* _TO DO_
Give the count of lines that include the string "JSON". Add nothing to it.
************
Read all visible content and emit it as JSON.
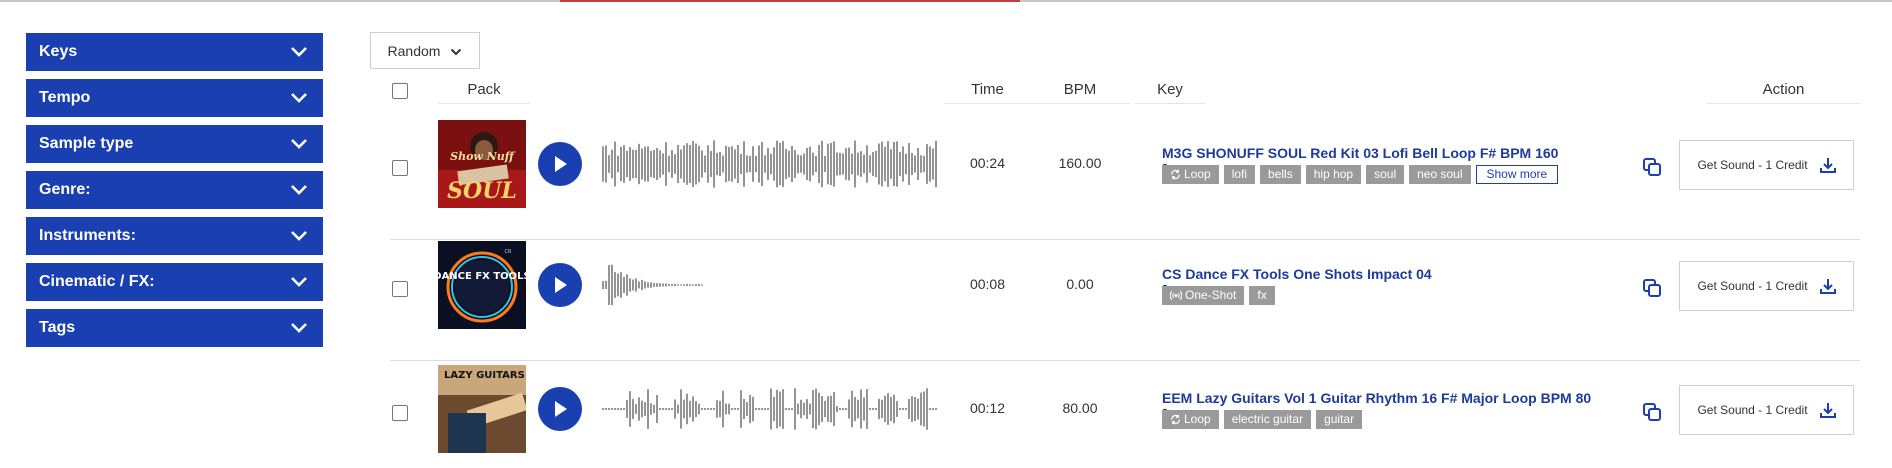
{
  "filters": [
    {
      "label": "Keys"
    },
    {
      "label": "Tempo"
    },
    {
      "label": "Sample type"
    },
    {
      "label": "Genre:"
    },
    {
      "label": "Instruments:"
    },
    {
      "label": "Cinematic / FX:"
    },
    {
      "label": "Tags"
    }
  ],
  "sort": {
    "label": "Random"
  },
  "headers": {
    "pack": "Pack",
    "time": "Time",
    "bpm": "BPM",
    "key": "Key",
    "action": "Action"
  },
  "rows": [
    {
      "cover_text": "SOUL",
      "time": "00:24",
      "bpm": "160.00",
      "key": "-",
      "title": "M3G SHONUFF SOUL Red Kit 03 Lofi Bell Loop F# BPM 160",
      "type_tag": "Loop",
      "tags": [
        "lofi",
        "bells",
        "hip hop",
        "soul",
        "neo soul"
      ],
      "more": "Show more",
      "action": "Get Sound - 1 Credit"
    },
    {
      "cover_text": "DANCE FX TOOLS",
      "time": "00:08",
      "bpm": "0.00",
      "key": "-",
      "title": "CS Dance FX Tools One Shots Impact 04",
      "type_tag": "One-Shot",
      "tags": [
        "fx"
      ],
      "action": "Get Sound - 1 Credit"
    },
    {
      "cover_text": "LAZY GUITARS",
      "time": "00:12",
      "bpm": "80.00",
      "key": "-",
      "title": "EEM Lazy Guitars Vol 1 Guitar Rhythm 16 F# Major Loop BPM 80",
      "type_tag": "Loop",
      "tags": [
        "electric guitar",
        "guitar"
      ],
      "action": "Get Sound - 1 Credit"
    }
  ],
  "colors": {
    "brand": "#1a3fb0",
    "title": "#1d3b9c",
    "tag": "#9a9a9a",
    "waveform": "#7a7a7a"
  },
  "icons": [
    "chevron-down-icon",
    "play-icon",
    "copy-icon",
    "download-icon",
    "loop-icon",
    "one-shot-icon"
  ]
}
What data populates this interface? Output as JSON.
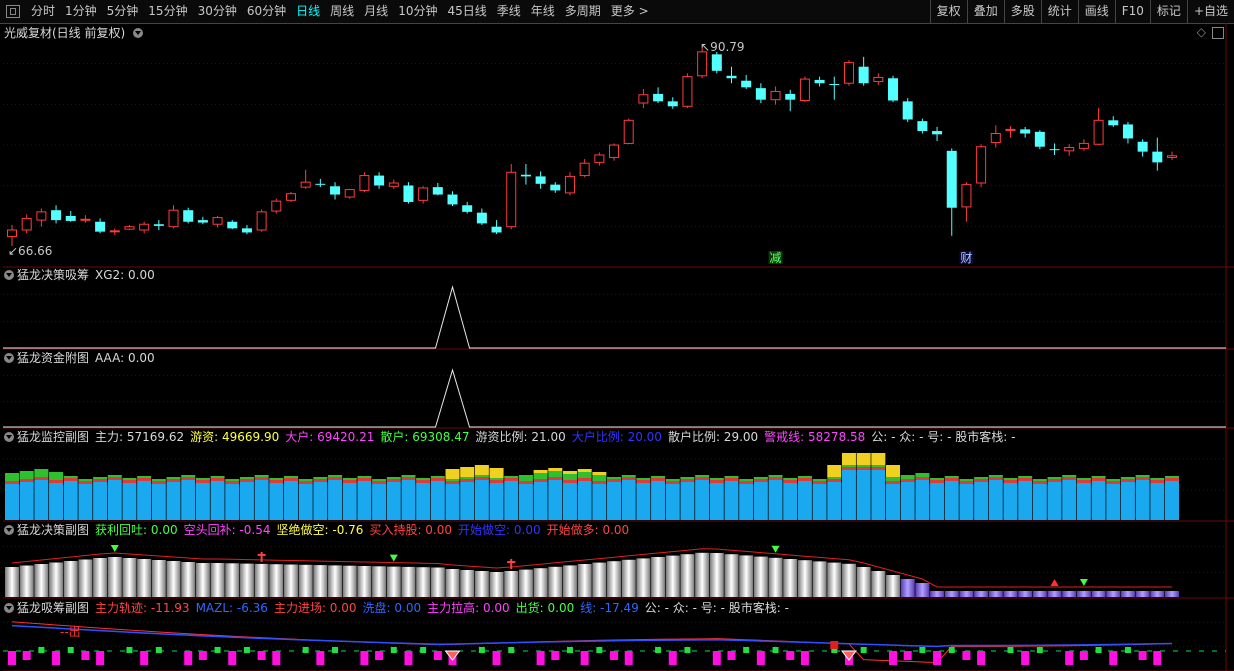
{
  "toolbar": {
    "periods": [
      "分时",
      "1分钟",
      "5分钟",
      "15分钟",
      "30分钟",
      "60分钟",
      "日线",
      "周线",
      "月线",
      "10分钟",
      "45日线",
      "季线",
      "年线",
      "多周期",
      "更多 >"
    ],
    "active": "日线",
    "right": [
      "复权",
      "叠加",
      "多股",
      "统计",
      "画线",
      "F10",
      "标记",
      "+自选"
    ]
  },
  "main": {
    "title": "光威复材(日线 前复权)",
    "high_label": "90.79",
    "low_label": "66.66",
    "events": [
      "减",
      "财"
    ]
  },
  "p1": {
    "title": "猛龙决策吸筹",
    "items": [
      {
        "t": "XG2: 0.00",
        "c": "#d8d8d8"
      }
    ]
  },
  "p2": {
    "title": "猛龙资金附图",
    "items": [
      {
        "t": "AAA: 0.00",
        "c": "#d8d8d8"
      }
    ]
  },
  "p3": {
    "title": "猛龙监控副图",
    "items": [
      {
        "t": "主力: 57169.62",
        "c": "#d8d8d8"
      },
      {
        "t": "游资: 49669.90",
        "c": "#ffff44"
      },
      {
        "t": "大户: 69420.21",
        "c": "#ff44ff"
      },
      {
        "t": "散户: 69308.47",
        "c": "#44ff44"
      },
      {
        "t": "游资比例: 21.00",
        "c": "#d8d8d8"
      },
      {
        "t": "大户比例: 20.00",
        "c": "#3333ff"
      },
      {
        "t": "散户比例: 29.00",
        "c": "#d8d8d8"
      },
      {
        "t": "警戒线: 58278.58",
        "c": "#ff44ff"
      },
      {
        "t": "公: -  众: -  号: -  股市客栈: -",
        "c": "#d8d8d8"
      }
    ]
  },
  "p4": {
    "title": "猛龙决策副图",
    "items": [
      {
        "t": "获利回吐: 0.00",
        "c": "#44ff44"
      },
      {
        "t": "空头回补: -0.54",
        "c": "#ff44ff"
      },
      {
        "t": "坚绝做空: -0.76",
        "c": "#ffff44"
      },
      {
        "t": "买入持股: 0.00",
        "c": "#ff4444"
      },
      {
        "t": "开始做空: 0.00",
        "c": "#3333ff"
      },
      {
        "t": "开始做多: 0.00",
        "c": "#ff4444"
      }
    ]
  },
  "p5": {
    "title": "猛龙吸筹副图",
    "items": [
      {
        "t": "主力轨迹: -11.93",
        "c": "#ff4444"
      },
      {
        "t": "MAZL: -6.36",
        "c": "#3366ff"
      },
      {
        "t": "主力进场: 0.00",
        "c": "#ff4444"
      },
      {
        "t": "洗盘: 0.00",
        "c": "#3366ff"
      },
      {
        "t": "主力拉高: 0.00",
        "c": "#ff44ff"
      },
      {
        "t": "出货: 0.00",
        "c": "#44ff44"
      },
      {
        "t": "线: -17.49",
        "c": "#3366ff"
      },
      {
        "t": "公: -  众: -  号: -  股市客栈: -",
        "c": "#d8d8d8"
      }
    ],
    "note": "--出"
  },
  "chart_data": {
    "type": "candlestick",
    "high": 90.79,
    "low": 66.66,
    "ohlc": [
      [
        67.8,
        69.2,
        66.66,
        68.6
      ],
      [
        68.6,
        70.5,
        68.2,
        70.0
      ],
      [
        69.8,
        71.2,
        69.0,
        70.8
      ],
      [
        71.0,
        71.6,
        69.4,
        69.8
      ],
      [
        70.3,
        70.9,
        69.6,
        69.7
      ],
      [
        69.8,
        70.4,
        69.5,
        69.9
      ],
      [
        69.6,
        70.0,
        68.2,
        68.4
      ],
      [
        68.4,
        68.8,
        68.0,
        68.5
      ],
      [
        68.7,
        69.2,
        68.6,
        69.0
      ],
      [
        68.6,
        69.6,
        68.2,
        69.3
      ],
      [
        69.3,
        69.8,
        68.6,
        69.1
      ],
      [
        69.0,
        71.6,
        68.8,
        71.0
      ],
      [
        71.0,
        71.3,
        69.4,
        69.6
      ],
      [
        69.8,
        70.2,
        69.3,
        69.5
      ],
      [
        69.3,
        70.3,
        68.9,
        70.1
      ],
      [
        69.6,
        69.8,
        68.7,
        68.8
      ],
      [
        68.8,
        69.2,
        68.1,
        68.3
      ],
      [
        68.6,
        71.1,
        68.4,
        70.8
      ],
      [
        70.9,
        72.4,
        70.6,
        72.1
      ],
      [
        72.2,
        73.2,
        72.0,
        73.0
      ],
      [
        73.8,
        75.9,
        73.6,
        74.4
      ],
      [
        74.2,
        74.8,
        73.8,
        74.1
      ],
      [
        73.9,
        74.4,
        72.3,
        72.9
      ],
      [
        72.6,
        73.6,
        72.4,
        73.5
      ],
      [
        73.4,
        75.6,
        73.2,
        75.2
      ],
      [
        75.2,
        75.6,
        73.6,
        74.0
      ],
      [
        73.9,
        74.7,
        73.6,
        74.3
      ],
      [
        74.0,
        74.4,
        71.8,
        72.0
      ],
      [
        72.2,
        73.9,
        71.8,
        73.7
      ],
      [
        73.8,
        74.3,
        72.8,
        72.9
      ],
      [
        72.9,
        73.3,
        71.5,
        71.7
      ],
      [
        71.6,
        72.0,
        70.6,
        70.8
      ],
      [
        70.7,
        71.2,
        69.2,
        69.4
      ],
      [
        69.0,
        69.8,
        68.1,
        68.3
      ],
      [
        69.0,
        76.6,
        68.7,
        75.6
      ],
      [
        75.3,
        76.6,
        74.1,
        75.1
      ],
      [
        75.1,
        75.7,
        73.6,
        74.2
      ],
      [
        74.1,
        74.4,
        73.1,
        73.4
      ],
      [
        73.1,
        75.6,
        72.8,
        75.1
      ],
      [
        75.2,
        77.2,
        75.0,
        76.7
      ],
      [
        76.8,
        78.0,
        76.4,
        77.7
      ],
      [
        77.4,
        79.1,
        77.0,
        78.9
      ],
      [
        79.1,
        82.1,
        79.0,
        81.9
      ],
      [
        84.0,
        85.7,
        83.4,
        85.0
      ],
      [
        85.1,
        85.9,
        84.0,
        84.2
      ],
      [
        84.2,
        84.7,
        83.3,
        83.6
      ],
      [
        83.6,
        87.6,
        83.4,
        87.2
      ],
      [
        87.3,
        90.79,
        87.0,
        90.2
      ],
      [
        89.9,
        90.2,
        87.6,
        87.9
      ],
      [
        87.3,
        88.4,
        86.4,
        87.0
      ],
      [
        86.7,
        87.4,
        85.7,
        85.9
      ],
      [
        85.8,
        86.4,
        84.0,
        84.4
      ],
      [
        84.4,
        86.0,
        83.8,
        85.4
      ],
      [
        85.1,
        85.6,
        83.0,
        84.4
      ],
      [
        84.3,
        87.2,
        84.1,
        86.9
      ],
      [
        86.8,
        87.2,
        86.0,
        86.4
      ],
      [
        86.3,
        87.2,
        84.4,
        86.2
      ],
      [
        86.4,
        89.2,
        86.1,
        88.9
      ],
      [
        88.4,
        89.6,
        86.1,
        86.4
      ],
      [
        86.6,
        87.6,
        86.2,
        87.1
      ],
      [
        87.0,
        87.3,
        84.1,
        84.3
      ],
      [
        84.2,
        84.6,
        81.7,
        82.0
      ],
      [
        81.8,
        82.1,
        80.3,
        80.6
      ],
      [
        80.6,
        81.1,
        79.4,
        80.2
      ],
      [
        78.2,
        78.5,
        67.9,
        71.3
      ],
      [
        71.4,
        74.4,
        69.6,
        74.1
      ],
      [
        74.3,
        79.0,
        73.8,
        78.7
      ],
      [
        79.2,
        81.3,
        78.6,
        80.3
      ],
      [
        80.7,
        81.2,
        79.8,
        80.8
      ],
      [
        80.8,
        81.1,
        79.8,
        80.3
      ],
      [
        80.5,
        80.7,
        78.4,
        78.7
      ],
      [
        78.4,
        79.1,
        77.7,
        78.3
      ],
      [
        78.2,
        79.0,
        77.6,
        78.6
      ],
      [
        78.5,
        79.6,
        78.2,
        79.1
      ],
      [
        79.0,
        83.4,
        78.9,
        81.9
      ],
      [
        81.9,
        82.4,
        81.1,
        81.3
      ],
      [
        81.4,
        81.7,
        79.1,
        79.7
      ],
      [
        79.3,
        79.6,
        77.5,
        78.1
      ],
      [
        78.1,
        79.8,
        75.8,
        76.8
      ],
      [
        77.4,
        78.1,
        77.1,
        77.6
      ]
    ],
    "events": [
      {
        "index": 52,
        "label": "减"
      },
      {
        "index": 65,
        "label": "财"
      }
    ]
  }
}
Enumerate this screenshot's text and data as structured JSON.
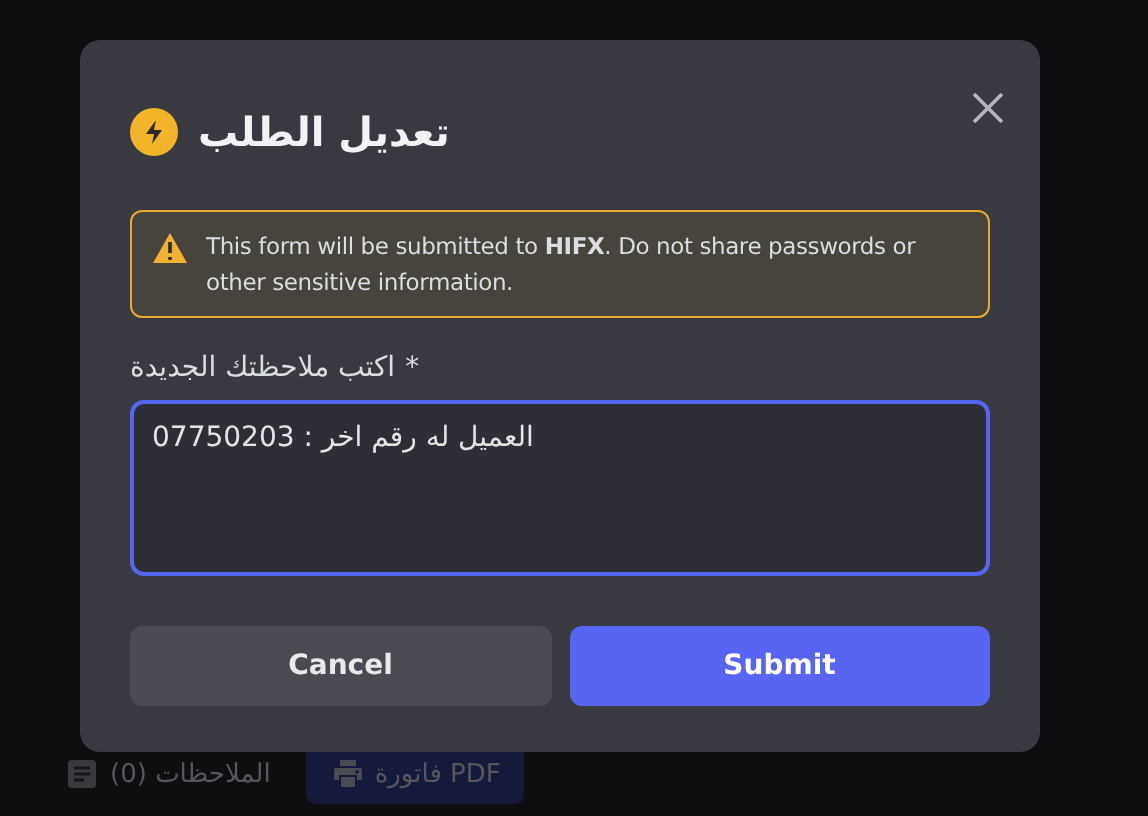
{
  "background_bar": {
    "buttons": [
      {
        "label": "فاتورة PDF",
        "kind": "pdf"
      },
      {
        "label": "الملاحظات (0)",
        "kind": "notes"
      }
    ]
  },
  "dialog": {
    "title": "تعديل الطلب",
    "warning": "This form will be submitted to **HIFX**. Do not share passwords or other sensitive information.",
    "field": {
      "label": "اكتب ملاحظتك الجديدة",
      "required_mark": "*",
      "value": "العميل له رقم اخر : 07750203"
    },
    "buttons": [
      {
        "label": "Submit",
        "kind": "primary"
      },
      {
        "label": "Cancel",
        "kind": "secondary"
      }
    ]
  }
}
************
* _EXERCISE ANSWER_
3